— BEGIN Supplied records —

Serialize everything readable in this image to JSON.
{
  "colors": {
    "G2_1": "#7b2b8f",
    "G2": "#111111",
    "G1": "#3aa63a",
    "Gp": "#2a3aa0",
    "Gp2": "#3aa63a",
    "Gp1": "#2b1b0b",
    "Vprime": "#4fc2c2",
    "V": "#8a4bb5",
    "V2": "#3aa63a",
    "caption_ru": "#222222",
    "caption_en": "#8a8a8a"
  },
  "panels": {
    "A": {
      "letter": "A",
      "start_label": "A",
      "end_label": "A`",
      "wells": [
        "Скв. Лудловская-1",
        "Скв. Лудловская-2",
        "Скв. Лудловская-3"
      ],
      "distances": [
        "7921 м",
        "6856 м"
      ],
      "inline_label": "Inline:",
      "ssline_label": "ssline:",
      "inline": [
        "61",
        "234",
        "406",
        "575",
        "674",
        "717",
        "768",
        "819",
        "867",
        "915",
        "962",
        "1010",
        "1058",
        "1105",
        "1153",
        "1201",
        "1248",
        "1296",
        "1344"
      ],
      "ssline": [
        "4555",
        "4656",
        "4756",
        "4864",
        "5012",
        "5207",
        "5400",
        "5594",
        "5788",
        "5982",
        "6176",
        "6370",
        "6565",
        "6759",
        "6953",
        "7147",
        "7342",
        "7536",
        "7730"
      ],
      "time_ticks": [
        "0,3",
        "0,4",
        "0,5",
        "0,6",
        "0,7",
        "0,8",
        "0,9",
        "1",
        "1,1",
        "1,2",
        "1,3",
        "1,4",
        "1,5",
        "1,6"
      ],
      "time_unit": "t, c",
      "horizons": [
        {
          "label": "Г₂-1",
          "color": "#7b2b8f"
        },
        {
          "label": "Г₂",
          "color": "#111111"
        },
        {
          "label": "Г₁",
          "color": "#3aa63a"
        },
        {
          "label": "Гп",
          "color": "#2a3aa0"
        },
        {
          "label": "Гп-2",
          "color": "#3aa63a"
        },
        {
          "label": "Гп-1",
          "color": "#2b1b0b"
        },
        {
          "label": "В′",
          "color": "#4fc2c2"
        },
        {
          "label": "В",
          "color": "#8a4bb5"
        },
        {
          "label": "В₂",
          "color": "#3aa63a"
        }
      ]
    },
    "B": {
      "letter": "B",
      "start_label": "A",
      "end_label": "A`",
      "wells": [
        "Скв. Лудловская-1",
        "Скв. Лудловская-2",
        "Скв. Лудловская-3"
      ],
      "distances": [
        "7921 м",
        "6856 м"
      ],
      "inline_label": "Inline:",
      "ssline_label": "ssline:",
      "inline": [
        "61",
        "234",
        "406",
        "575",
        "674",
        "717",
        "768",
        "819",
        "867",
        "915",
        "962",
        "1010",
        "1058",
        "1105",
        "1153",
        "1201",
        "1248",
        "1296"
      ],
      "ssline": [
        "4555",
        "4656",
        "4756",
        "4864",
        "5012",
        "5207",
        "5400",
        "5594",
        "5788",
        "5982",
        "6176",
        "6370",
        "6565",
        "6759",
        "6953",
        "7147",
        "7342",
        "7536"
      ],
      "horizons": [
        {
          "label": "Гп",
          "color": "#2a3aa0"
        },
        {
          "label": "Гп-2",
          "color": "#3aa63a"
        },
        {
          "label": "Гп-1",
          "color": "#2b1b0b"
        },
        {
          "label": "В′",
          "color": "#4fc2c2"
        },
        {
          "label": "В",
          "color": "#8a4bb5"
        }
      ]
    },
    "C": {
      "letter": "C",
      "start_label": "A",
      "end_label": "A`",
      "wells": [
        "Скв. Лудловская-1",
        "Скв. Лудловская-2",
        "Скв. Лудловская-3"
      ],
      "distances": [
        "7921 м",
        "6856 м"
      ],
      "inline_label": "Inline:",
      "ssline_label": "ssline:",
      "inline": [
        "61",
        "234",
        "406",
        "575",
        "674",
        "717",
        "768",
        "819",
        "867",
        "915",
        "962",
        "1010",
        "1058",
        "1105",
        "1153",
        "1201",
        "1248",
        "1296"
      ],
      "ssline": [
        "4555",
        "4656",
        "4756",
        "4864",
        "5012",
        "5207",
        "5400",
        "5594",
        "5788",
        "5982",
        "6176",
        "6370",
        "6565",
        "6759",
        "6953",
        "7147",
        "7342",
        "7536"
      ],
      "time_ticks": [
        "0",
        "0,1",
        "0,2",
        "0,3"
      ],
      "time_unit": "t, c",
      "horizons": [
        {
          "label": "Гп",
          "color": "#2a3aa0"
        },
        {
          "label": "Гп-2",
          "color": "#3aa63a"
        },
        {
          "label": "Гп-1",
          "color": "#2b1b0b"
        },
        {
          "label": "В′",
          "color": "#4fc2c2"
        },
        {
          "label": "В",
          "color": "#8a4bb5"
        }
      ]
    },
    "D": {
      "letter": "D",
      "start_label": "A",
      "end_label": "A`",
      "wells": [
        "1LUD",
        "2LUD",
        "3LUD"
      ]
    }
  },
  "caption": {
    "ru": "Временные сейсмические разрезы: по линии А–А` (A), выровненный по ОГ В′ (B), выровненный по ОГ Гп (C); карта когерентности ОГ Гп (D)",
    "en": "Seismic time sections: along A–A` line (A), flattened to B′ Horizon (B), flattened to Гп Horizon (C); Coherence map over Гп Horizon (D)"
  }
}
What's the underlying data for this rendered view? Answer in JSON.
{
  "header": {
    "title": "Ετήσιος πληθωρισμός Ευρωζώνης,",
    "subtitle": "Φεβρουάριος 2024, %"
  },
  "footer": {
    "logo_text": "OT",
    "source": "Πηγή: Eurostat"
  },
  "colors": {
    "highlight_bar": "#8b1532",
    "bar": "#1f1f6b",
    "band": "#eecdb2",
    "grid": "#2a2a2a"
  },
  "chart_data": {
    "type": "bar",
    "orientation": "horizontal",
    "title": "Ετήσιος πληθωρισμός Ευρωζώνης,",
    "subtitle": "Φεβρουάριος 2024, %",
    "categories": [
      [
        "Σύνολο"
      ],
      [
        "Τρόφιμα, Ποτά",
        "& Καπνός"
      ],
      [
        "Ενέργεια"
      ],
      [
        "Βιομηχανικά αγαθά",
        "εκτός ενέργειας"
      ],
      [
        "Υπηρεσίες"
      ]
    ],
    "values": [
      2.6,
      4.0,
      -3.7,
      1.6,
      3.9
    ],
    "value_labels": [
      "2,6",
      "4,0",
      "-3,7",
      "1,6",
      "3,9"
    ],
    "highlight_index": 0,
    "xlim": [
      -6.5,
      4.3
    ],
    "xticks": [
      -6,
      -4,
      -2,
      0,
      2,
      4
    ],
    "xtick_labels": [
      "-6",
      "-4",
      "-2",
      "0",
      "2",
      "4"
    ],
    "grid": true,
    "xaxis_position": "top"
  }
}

— END Supplied records —

The task: Write out the data exactly as it stands.

Exercise answer:
Serialize everything readable in this image to JSON.
{
  "colors": {
    "G2_1": "#7b2b8f",
    "G2": "#111111",
    "G1": "#3aa63a",
    "Gp": "#2a3aa0",
    "Gp2": "#3aa63a",
    "Gp1": "#2b1b0b",
    "Vprime": "#4fc2c2",
    "V": "#8a4bb5",
    "V2": "#3aa63a",
    "caption_ru": "#222222",
    "caption_en": "#8a8a8a"
  },
  "panels": {
    "A": {
      "letter": "A",
      "start_label": "A",
      "end_label": "A`",
      "wells": [
        "Скв. Лудловская-1",
        "Скв. Лудловская-2",
        "Скв. Лудловская-3"
      ],
      "distances": [
        "7921 м",
        "6856 м"
      ],
      "inline_label": "Inline:",
      "ssline_label": "ssline:",
      "inline": [
        "61",
        "234",
        "406",
        "575",
        "674",
        "717",
        "768",
        "819",
        "867",
        "915",
        "962",
        "1010",
        "1058",
        "1105",
        "1153",
        "1201",
        "1248",
        "1296",
        "1344"
      ],
      "ssline": [
        "4555",
        "4656",
        "4756",
        "4864",
        "5012",
        "5207",
        "5400",
        "5594",
        "5788",
        "5982",
        "6176",
        "6370",
        "6565",
        "6759",
        "6953",
        "7147",
        "7342",
        "7536",
        "7730"
      ],
      "time_ticks": [
        "0,3",
        "0,4",
        "0,5",
        "0,6",
        "0,7",
        "0,8",
        "0,9",
        "1",
        "1,1",
        "1,2",
        "1,3",
        "1,4",
        "1,5",
        "1,6"
      ],
      "time_unit": "t, c",
      "horizons": [
        {
          "label": "Г₂-1",
          "color": "#7b2b8f"
        },
        {
          "label": "Г₂",
          "color": "#111111"
        },
        {
          "label": "Г₁",
          "color": "#3aa63a"
        },
        {
          "label": "Гп",
          "color": "#2a3aa0"
        },
        {
          "label": "Гп-2",
          "color": "#3aa63a"
        },
        {
          "label": "Гп-1",
          "color": "#2b1b0b"
        },
        {
          "label": "В′",
          "color": "#4fc2c2"
        },
        {
          "label": "В",
          "color": "#8a4bb5"
        },
        {
          "label": "В₂",
          "color": "#3aa63a"
        }
      ]
    },
    "B": {
      "letter": "B",
      "start_label": "A",
      "end_label": "A`",
      "wells": [
        "Скв. Лудловская-1",
        "Скв. Лудловская-2",
        "Скв. Лудловская-3"
      ],
      "distances": [
        "7921 м",
        "6856 м"
      ],
      "inline_label": "Inline:",
      "ssline_label": "ssline:",
      "inline": [
        "61",
        "234",
        "406",
        "575",
        "674",
        "717",
        "768",
        "819",
        "867",
        "915",
        "962",
        "1010",
        "1058",
        "1105",
        "1153",
        "1201",
        "1248",
        "1296"
      ],
      "ssline": [
        "4555",
        "4656",
        "4756",
        "4864",
        "5012",
        "5207",
        "5400",
        "5594",
        "5788",
        "5982",
        "6176",
        "6370",
        "6565",
        "6759",
        "6953",
        "7147",
        "7342",
        "7536"
      ],
      "horizons": [
        {
          "label": "Гп",
          "color": "#2a3aa0"
        },
        {
          "label": "Гп-2",
          "color": "#3aa63a"
        },
        {
          "label": "Гп-1",
          "color": "#2b1b0b"
        },
        {
          "label": "В′",
          "color": "#4fc2c2"
        },
        {
          "label": "В",
          "color": "#8a4bb5"
        }
      ]
    },
    "C": {
      "letter": "C",
      "start_label": "A",
      "end_label": "A`",
      "wells": [
        "Скв. Лудловская-1",
        "Скв. Лудловская-2",
        "Скв. Лудловская-3"
      ],
      "distances": [
        "7921 м",
        "6856 м"
      ],
      "inline_label": "Inline:",
      "ssline_label": "ssline:",
      "inline": [
        "61",
        "234",
        "406",
        "575",
        "674",
        "717",
        "768",
        "819",
        "867",
        "915",
        "962",
        "1010",
        "1058",
        "1105",
        "1153",
        "1201",
        "1248",
        "1296"
      ],
      "ssline": [
        "4555",
        "4656",
        "4756",
        "4864",
        "5012",
        "5207",
        "5400",
        "5594",
        "5788",
        "5982",
        "6176",
        "6370",
        "6565",
        "6759",
        "6953",
        "7147",
        "7342",
        "7536"
      ],
      "time_ticks": [
        "0",
        "0,1",
        "0,2",
        "0,3"
      ],
      "time_unit": "t, c",
      "horizons": [
        {
          "label": "Гп",
          "color": "#2a3aa0"
        },
        {
          "label": "Гп-2",
          "color": "#3aa63a"
        },
        {
          "label": "Гп-1",
          "color": "#2b1b0b"
        },
        {
          "label": "В′",
          "color": "#4fc2c2"
        },
        {
          "label": "В",
          "color": "#8a4bb5"
        }
      ]
    },
    "D": {
      "letter": "D",
      "start_label": "A",
      "end_label": "A`",
      "wells": [
        "1LUD",
        "2LUD",
        "3LUD"
      ]
    }
  },
  "caption": {
    "ru": "Временные сейсмические разрезы: по линии А–А` (A), выровненный по ОГ В′ (B), выровненный по ОГ Гп (C); карта когерентности ОГ Гп (D)",
    "en": "Seismic time sections: along A–A` line (A), flattened to B′ Horizon (B), flattened to Гп Horizon (C); Coherence map over Гп Horizon (D)"
  }
}
What's the underlying data for this rendered view? Answer in JSON.
{
  "header": {
    "title": "Ετήσιος πληθωρισμός Ευρωζώνης,",
    "subtitle": "Φεβρουάριος 2024, %"
  },
  "footer": {
    "logo_text": "OT",
    "source": "Πηγή: Eurostat"
  },
  "colors": {
    "highlight_bar": "#8b1532",
    "bar": "#1f1f6b",
    "band": "#eecdb2",
    "grid": "#2a2a2a"
  },
  "chart_data": {
    "type": "bar",
    "orientation": "horizontal",
    "title": "Ετήσιος πληθωρισμός Ευρωζώνης,",
    "subtitle": "Φεβρουάριος 2024, %",
    "categories": [
      [
        "Σύνολο"
      ],
      [
        "Τρόφιμα, Ποτά",
        "& Καπνός"
      ],
      [
        "Ενέργεια"
      ],
      [
        "Βιομηχανικά αγαθά",
        "εκτός ενέργειας"
      ],
      [
        "Υπηρεσίες"
      ]
    ],
    "values": [
      2.6,
      4.0,
      -3.7,
      1.6,
      3.9
    ],
    "value_labels": [
      "2,6",
      "4,0",
      "-3,7",
      "1,6",
      "3,9"
    ],
    "highlight_index": 0,
    "xlim": [
      -6.5,
      4.3
    ],
    "xticks": [
      -6,
      -4,
      -2,
      0,
      2,
      4
    ],
    "xtick_labels": [
      "-6",
      "-4",
      "-2",
      "0",
      "2",
      "4"
    ],
    "grid": true,
    "xaxis_position": "top"
  }
}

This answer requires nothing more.